**YOUR TASK**: Please repeat all of the listing exactly.

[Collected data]
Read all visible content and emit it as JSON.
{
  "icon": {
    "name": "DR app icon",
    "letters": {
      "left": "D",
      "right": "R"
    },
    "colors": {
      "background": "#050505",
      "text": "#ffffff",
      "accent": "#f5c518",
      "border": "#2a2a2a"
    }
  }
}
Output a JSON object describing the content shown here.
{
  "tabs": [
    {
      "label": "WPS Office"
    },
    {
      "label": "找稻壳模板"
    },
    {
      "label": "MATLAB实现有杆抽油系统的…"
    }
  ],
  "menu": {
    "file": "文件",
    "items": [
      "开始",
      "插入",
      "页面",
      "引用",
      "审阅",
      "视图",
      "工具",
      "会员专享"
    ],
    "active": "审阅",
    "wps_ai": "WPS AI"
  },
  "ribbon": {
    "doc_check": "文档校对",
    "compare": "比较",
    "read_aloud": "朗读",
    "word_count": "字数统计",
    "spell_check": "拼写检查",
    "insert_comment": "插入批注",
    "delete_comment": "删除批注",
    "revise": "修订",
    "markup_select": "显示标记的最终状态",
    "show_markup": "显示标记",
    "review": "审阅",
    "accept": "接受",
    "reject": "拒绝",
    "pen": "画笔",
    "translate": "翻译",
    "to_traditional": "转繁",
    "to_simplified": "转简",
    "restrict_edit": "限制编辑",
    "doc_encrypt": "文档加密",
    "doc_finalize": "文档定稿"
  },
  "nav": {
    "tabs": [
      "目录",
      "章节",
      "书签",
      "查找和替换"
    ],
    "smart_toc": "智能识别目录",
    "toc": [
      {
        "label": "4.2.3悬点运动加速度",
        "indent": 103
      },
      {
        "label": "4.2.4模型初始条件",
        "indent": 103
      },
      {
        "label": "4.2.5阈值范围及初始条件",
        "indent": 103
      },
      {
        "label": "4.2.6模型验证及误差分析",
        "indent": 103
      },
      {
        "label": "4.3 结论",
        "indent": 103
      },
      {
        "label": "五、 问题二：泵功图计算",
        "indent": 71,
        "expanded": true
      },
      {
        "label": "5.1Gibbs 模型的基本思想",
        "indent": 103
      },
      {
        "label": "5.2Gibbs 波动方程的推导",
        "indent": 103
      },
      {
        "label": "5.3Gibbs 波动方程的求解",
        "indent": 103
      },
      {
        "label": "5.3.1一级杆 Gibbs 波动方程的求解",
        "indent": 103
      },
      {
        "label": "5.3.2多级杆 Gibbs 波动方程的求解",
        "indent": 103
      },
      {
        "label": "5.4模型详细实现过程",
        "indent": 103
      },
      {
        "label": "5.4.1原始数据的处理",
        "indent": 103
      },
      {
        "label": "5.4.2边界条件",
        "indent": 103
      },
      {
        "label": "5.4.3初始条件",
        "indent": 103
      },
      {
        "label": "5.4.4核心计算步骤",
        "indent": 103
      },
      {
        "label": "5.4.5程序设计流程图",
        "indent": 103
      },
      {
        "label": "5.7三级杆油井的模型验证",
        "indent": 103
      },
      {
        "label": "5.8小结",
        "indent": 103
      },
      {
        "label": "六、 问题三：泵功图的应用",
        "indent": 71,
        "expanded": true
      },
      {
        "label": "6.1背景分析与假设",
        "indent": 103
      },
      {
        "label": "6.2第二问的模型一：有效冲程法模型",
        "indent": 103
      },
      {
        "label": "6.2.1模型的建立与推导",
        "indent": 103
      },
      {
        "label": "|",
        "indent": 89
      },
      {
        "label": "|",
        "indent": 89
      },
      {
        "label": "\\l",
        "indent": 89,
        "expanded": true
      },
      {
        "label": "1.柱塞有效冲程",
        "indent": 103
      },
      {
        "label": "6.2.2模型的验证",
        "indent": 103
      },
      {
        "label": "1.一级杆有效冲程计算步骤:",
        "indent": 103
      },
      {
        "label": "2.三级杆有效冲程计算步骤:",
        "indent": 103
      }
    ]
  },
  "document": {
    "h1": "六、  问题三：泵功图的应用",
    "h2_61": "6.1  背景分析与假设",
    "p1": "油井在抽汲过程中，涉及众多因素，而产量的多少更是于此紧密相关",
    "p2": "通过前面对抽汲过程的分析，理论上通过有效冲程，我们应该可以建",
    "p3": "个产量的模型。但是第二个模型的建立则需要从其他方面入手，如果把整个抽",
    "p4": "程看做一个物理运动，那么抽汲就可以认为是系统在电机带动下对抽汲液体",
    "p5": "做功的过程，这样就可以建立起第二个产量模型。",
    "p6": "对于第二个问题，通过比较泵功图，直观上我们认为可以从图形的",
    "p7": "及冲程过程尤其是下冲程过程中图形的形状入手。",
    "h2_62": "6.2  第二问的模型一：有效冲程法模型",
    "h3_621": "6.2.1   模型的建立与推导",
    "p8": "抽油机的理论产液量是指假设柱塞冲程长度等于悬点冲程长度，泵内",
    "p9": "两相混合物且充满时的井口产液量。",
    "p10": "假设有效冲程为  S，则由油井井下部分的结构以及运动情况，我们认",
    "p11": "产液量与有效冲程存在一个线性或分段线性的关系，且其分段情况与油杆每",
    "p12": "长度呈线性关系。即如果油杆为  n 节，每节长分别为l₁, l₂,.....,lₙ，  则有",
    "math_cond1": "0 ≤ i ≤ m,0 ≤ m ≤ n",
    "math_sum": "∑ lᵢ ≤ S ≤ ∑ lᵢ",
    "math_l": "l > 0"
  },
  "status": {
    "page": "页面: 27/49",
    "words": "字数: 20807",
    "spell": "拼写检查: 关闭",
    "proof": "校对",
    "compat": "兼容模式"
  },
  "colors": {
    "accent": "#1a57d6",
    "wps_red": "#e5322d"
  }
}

**SOLVED PROBLEM**:
Read all visible content and emit it as JSON.
{
  "icon": {
    "name": "DR app icon",
    "letters": {
      "left": "D",
      "right": "R"
    },
    "colors": {
      "background": "#050505",
      "text": "#ffffff",
      "accent": "#f5c518",
      "border": "#2a2a2a"
    }
  }
}
Output a JSON object describing the content shown here.
{
  "tabs": [
    {
      "label": "WPS Office"
    },
    {
      "label": "找稻壳模板"
    },
    {
      "label": "MATLAB实现有杆抽油系统的…"
    }
  ],
  "menu": {
    "file": "文件",
    "items": [
      "开始",
      "插入",
      "页面",
      "引用",
      "审阅",
      "视图",
      "工具",
      "会员专享"
    ],
    "active": "审阅",
    "wps_ai": "WPS AI"
  },
  "ribbon": {
    "doc_check": "文档校对",
    "compare": "比较",
    "read_aloud": "朗读",
    "word_count": "字数统计",
    "spell_check": "拼写检查",
    "insert_comment": "插入批注",
    "delete_comment": "删除批注",
    "revise": "修订",
    "markup_select": "显示标记的最终状态",
    "show_markup": "显示标记",
    "review": "审阅",
    "accept": "接受",
    "reject": "拒绝",
    "pen": "画笔",
    "translate": "翻译",
    "to_traditional": "转繁",
    "to_simplified": "转简",
    "restrict_edit": "限制编辑",
    "doc_encrypt": "文档加密",
    "doc_finalize": "文档定稿"
  },
  "nav": {
    "tabs": [
      "目录",
      "章节",
      "书签",
      "查找和替换"
    ],
    "smart_toc": "智能识别目录",
    "toc": [
      {
        "label": "4.2.3悬点运动加速度",
        "indent": 103
      },
      {
        "label": "4.2.4模型初始条件",
        "indent": 103
      },
      {
        "label": "4.2.5阈值范围及初始条件",
        "indent": 103
      },
      {
        "label": "4.2.6模型验证及误差分析",
        "indent": 103
      },
      {
        "label": "4.3 结论",
        "indent": 103
      },
      {
        "label": "五、 问题二：泵功图计算",
        "indent": 71,
        "expanded": true
      },
      {
        "label": "5.1Gibbs 模型的基本思想",
        "indent": 103
      },
      {
        "label": "5.2Gibbs 波动方程的推导",
        "indent": 103
      },
      {
        "label": "5.3Gibbs 波动方程的求解",
        "indent": 103
      },
      {
        "label": "5.3.1一级杆 Gibbs 波动方程的求解",
        "indent": 103
      },
      {
        "label": "5.3.2多级杆 Gibbs 波动方程的求解",
        "indent": 103
      },
      {
        "label": "5.4模型详细实现过程",
        "indent": 103
      },
      {
        "label": "5.4.1原始数据的处理",
        "indent": 103
      },
      {
        "label": "5.4.2边界条件",
        "indent": 103
      },
      {
        "label": "5.4.3初始条件",
        "indent": 103
      },
      {
        "label": "5.4.4核心计算步骤",
        "indent": 103
      },
      {
        "label": "5.4.5程序设计流程图",
        "indent": 103
      },
      {
        "label": "5.7三级杆油井的模型验证",
        "indent": 103
      },
      {
        "label": "5.8小结",
        "indent": 103
      },
      {
        "label": "六、 问题三：泵功图的应用",
        "indent": 71,
        "expanded": true
      },
      {
        "label": "6.1背景分析与假设",
        "indent": 103
      },
      {
        "label": "6.2第二问的模型一：有效冲程法模型",
        "indent": 103
      },
      {
        "label": "6.2.1模型的建立与推导",
        "indent": 103
      },
      {
        "label": "|",
        "indent": 89
      },
      {
        "label": "|",
        "indent": 89
      },
      {
        "label": "\\l",
        "indent": 89,
        "expanded": true
      },
      {
        "label": "1.柱塞有效冲程",
        "indent": 103
      },
      {
        "label": "6.2.2模型的验证",
        "indent": 103
      },
      {
        "label": "1.一级杆有效冲程计算步骤:",
        "indent": 103
      },
      {
        "label": "2.三级杆有效冲程计算步骤:",
        "indent": 103
      }
    ]
  },
  "document": {
    "h1": "六、  问题三：泵功图的应用",
    "h2_61": "6.1  背景分析与假设",
    "p1": "油井在抽汲过程中，涉及众多因素，而产量的多少更是于此紧密相关",
    "p2": "通过前面对抽汲过程的分析，理论上通过有效冲程，我们应该可以建",
    "p3": "个产量的模型。但是第二个模型的建立则需要从其他方面入手，如果把整个抽",
    "p4": "程看做一个物理运动，那么抽汲就可以认为是系统在电机带动下对抽汲液体",
    "p5": "做功的过程，这样就可以建立起第二个产量模型。",
    "p6": "对于第二个问题，通过比较泵功图，直观上我们认为可以从图形的",
    "p7": "及冲程过程尤其是下冲程过程中图形的形状入手。",
    "h2_62": "6.2  第二问的模型一：有效冲程法模型",
    "h3_621": "6.2.1   模型的建立与推导",
    "p8": "抽油机的理论产液量是指假设柱塞冲程长度等于悬点冲程长度，泵内",
    "p9": "两相混合物且充满时的井口产液量。",
    "p10": "假设有效冲程为  S，则由油井井下部分的结构以及运动情况，我们认",
    "p11": "产液量与有效冲程存在一个线性或分段线性的关系，且其分段情况与油杆每",
    "p12": "长度呈线性关系。即如果油杆为  n 节，每节长分别为l₁, l₂,.....,lₙ，  则有",
    "math_cond1": "0 ≤ i ≤ m,0 ≤ m ≤ n",
    "math_sum": "∑ lᵢ ≤ S ≤ ∑ lᵢ",
    "math_l": "l > 0"
  },
  "status": {
    "page": "页面: 27/49",
    "words": "字数: 20807",
    "spell": "拼写检查: 关闭",
    "proof": "校对",
    "compat": "兼容模式"
  },
  "colors": {
    "accent": "#1a57d6",
    "wps_red": "#e5322d"
  }
}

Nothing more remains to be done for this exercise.